WHAT IS EXPECTED: Below are the records; collect from them each line containing the string "gamepad".

** Start RECORD EXTRACTS **

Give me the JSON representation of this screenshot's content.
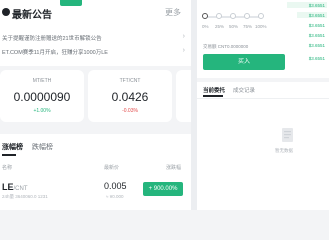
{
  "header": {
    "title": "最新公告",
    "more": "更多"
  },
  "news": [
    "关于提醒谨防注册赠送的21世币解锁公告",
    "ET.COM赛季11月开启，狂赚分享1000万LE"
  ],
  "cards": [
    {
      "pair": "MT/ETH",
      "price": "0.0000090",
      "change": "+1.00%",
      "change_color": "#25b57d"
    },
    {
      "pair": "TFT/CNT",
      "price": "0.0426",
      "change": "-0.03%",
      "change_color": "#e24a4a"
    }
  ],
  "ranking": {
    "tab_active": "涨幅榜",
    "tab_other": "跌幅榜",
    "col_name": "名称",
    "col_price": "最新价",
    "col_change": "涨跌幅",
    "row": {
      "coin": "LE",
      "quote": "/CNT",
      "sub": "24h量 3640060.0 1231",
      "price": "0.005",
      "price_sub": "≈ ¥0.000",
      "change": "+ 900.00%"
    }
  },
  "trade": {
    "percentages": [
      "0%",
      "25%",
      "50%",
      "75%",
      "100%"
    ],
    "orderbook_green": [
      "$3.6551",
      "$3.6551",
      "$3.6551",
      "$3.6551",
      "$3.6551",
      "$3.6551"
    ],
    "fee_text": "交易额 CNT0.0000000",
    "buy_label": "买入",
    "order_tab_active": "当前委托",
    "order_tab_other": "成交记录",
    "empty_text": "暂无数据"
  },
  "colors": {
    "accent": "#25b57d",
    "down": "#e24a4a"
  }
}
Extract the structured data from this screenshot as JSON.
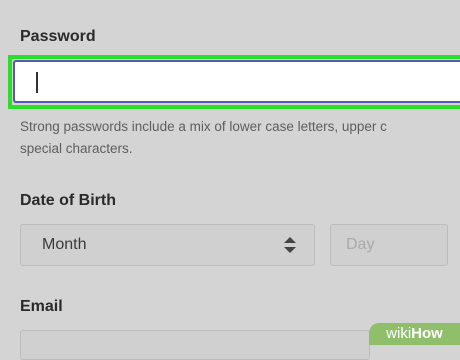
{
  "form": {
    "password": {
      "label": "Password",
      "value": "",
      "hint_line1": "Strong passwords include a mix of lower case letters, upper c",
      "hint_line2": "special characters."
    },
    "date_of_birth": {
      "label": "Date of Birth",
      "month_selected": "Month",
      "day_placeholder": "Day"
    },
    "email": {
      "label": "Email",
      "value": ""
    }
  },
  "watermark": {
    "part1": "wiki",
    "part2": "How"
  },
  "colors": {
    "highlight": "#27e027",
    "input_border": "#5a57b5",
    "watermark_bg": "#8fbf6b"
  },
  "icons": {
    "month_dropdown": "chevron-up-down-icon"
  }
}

** End RECORD EXTRACTS **
** Start RECORD EXTRACTS **

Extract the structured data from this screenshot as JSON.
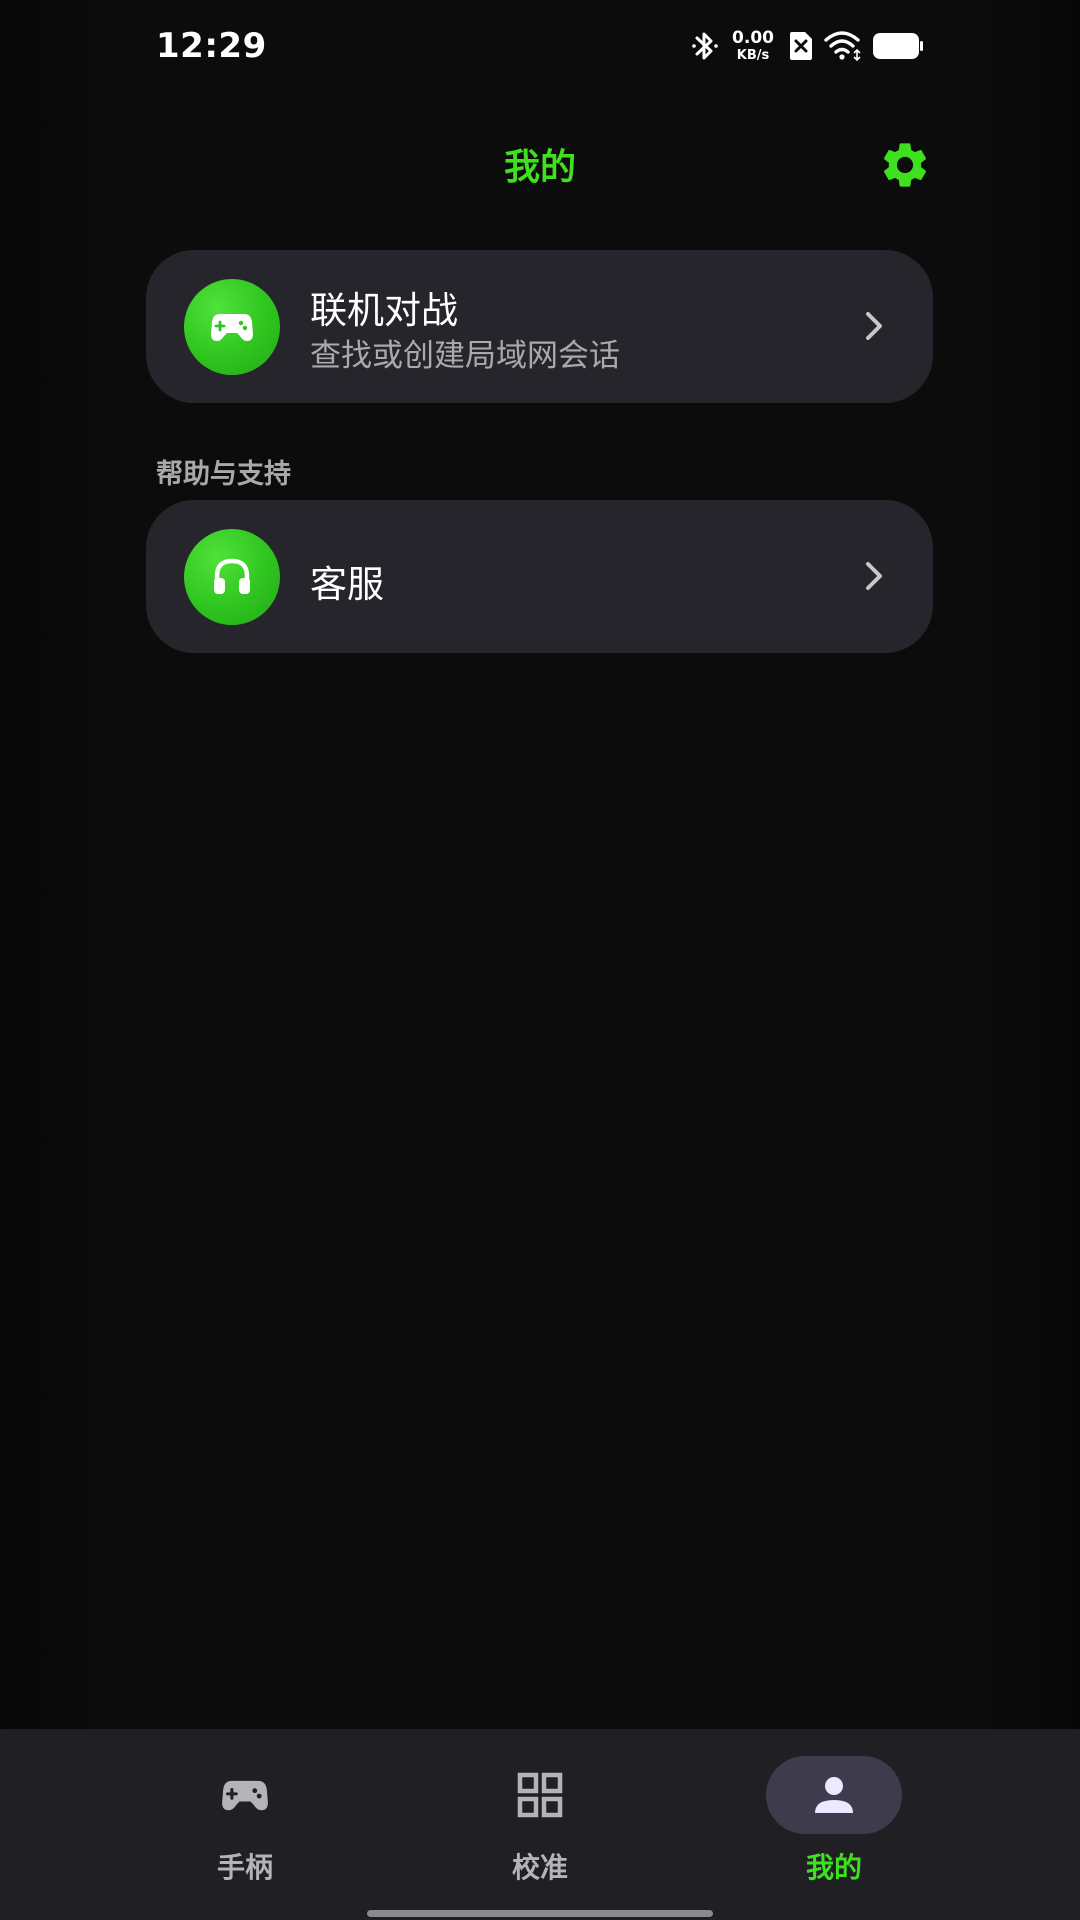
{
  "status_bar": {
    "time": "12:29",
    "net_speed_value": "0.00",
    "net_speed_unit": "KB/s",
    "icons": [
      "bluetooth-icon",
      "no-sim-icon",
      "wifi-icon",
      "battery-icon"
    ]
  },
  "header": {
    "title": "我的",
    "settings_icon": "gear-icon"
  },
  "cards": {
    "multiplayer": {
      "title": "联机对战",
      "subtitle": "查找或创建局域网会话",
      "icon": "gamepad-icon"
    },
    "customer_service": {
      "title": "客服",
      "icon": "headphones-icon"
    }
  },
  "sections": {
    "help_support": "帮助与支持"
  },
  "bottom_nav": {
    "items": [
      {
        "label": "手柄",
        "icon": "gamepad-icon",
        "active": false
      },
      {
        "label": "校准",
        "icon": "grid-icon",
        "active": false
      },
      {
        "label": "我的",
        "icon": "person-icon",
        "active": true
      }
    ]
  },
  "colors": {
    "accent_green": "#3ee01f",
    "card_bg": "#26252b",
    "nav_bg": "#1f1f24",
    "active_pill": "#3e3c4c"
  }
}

** End RECORD EXTRACTS **

RESPONSE TO THIS TASK:
      "icon": "gamepad-icon"
        "icon": "gamepad-icon",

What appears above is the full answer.